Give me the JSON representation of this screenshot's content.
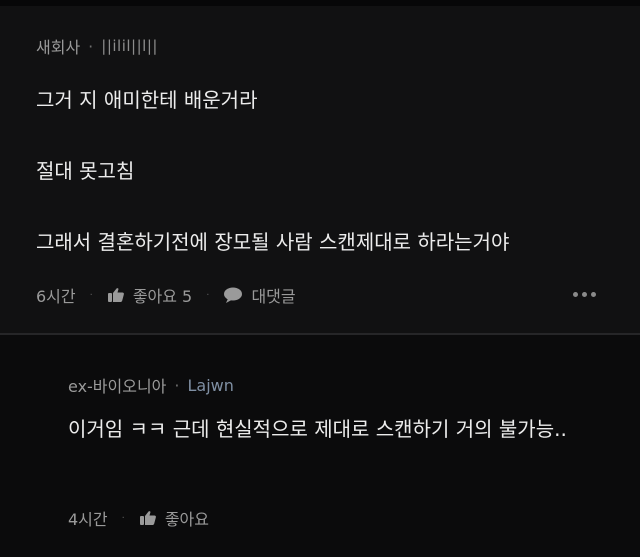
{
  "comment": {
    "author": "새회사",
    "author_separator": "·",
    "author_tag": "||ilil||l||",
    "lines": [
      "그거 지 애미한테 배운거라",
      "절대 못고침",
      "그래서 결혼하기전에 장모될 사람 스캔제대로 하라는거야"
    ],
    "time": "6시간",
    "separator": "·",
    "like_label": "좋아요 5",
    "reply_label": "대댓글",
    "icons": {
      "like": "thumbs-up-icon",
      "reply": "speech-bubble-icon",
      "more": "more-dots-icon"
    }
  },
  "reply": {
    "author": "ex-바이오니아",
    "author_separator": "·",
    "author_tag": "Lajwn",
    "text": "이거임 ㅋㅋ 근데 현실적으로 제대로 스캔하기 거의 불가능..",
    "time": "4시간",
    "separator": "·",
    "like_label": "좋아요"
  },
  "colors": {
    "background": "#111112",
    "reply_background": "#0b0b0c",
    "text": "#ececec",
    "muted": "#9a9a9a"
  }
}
***
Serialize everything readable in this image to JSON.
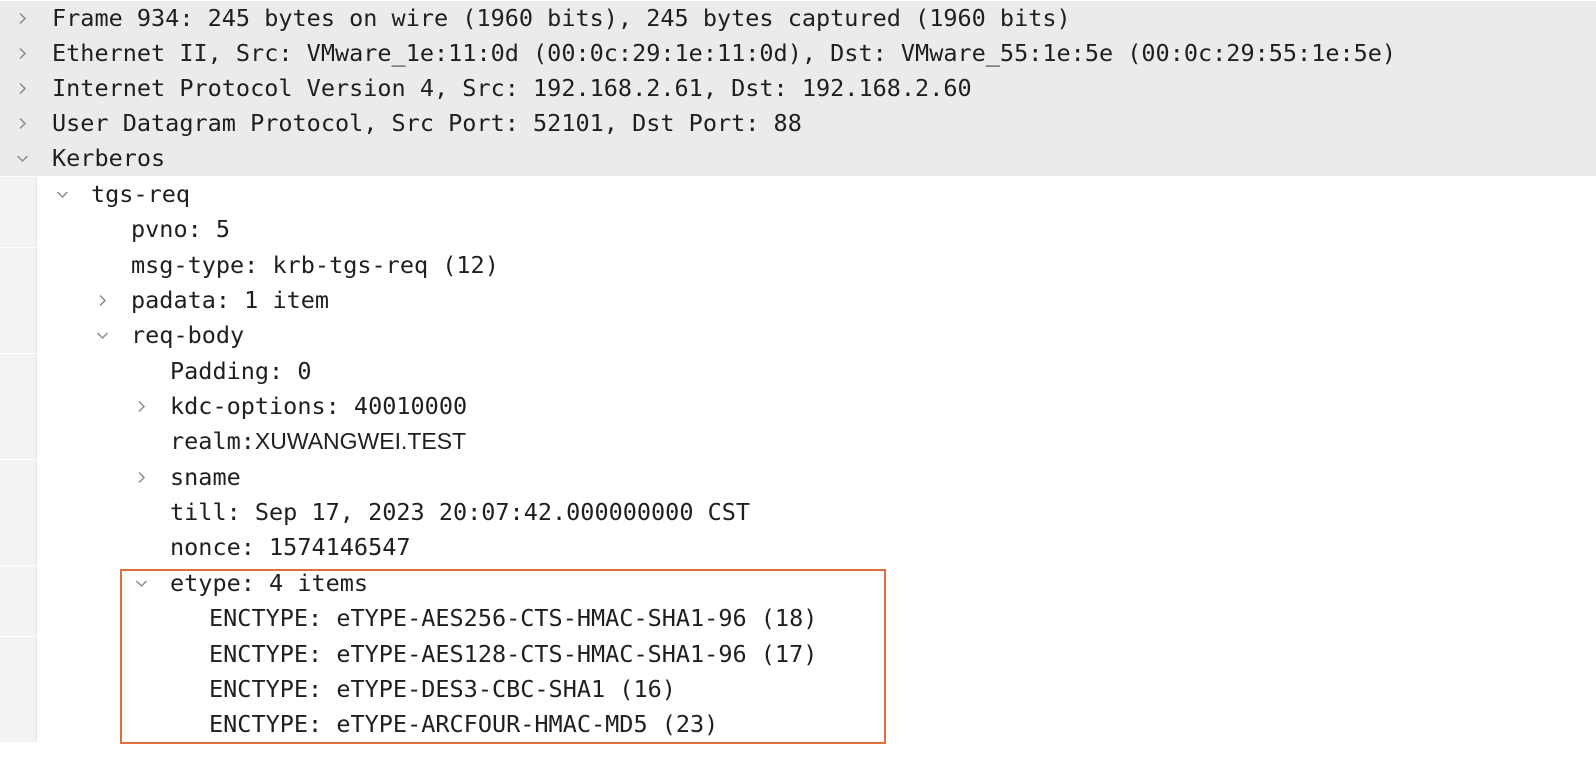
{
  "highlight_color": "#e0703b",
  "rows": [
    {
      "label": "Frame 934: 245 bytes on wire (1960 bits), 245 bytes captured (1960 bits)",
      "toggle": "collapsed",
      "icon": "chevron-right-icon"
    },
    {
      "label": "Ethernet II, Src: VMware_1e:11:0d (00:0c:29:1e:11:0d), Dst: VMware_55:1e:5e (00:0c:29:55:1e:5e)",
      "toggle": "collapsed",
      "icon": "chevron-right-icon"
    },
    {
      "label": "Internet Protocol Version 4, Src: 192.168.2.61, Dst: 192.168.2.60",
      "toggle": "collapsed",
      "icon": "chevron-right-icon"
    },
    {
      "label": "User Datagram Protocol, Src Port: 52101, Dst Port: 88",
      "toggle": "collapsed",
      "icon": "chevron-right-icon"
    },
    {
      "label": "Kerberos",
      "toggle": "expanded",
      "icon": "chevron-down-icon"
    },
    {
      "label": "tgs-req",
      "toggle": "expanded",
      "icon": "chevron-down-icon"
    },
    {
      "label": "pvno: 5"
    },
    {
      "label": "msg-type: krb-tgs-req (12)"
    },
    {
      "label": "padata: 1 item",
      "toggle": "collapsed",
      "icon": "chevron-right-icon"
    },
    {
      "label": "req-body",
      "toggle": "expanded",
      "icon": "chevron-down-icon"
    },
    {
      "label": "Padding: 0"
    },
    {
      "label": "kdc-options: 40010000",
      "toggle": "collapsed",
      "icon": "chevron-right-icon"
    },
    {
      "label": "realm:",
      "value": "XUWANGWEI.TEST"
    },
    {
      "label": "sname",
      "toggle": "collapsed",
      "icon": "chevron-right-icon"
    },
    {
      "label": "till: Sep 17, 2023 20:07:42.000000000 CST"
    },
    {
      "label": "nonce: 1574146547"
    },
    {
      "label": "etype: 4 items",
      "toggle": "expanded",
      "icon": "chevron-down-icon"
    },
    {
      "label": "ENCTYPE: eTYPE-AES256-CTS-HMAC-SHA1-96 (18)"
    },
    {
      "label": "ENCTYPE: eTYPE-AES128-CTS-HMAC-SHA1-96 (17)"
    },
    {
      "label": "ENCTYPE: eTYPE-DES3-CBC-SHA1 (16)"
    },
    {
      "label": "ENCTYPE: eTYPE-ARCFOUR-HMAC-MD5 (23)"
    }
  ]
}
***
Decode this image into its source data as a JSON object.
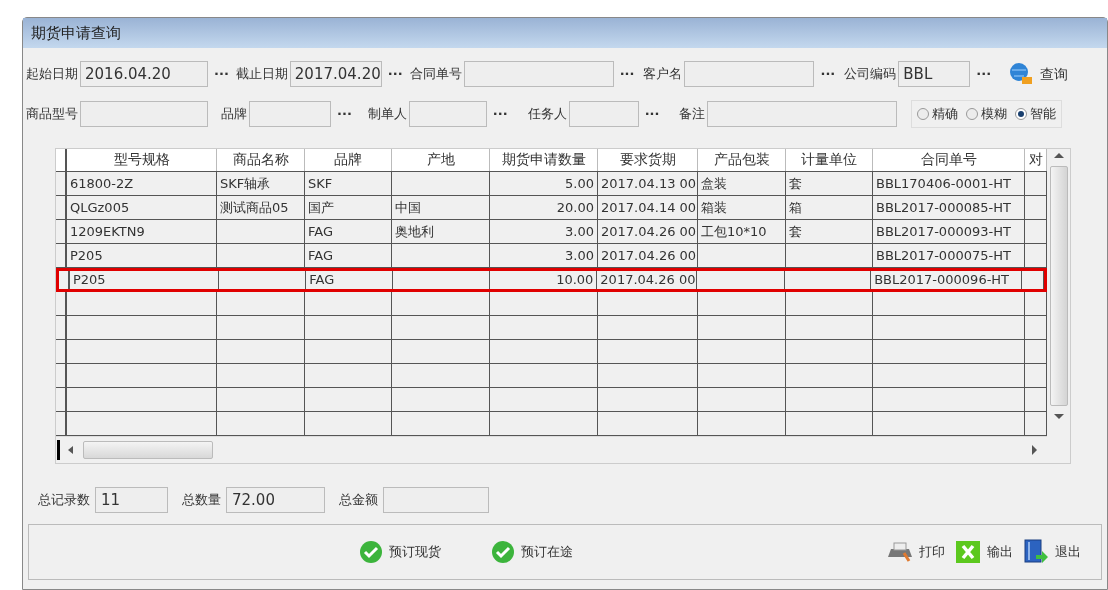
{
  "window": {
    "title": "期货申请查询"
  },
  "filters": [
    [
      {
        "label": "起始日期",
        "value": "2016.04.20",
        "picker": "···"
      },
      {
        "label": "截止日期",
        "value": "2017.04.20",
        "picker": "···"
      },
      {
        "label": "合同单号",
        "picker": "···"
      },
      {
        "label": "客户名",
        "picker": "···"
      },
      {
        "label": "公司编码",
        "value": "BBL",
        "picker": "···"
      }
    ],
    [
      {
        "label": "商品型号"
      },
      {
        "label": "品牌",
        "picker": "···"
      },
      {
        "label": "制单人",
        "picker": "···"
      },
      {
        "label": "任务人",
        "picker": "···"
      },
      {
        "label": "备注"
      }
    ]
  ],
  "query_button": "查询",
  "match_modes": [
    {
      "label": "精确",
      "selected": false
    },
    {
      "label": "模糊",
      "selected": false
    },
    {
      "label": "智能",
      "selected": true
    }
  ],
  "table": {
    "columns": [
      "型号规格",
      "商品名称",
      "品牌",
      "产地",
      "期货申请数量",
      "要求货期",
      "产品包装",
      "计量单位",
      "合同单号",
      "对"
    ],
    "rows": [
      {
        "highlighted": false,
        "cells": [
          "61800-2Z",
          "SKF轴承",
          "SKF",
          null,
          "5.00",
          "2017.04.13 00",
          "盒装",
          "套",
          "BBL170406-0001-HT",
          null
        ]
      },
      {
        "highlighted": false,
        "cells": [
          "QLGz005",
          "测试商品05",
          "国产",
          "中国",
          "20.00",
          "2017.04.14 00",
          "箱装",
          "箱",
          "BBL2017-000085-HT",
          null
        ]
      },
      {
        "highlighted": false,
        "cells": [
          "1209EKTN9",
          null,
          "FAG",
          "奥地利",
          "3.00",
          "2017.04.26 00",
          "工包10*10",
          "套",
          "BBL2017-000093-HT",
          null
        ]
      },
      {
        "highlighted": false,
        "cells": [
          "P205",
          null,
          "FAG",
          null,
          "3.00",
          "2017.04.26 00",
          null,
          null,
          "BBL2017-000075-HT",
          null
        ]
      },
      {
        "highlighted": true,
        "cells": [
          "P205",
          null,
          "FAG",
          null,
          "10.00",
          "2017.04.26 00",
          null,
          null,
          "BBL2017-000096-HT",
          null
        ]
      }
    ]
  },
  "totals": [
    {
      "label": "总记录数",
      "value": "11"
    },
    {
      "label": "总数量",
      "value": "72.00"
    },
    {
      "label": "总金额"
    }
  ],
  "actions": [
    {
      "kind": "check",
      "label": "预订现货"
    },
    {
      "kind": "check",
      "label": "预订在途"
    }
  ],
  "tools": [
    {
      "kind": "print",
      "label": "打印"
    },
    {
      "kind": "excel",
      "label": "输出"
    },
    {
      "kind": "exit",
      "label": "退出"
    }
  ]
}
***
Task
Look through the data and show every line containing "JSON".

Exercise response
Give me the JSON representation of this screenshot's content.
Serialize everything readable in this image to JSON.
Decode this image into its source data as a JSON object.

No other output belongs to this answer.